▶ **The request**: Within the data below, state how many lines contain the string "text". Provide the number only.

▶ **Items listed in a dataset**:
>>
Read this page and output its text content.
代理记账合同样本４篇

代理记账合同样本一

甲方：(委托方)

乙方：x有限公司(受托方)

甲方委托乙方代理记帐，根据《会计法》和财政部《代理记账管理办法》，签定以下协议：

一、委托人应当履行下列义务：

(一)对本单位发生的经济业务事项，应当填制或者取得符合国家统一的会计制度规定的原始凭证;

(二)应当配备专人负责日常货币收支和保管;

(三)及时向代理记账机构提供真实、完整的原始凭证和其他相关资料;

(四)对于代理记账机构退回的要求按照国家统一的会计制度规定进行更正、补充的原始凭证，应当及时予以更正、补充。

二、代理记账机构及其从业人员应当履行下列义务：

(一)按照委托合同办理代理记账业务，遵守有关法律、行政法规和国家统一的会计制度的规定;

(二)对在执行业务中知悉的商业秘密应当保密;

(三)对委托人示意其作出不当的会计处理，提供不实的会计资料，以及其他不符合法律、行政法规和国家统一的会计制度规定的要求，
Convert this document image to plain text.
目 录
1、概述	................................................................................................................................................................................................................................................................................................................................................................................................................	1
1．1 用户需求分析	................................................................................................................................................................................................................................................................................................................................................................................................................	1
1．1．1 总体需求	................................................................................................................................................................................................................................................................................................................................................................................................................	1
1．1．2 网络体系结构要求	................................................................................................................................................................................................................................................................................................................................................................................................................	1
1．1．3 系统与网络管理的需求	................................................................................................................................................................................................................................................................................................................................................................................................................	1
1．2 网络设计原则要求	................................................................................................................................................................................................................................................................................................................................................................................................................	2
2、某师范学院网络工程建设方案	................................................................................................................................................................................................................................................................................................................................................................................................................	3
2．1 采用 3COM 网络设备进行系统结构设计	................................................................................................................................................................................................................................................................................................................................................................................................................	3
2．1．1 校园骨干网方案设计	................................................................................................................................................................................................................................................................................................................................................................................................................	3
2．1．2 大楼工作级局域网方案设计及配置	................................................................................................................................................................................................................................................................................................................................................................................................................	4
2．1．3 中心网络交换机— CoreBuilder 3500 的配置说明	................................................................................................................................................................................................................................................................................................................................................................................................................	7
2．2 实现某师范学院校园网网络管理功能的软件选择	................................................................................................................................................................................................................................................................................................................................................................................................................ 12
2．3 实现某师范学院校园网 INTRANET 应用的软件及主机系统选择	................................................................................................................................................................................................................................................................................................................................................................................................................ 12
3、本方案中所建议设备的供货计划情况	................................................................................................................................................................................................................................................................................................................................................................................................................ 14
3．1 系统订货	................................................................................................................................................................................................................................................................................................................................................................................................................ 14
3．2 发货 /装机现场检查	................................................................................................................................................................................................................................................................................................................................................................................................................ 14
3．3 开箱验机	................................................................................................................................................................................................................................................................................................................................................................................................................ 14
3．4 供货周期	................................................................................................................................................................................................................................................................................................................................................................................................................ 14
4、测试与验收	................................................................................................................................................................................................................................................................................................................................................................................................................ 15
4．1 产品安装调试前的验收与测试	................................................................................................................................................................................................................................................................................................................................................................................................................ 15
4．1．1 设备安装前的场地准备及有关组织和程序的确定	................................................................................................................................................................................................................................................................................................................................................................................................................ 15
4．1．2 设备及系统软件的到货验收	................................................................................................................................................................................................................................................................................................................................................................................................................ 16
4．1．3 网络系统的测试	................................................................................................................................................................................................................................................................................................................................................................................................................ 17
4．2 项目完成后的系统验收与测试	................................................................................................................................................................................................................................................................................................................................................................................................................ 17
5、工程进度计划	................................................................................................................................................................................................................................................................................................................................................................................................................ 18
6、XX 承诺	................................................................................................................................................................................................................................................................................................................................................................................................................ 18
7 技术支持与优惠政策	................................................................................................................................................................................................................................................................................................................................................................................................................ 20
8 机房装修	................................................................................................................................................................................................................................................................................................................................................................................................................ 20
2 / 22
<<
▶ **Solution to this task**: 2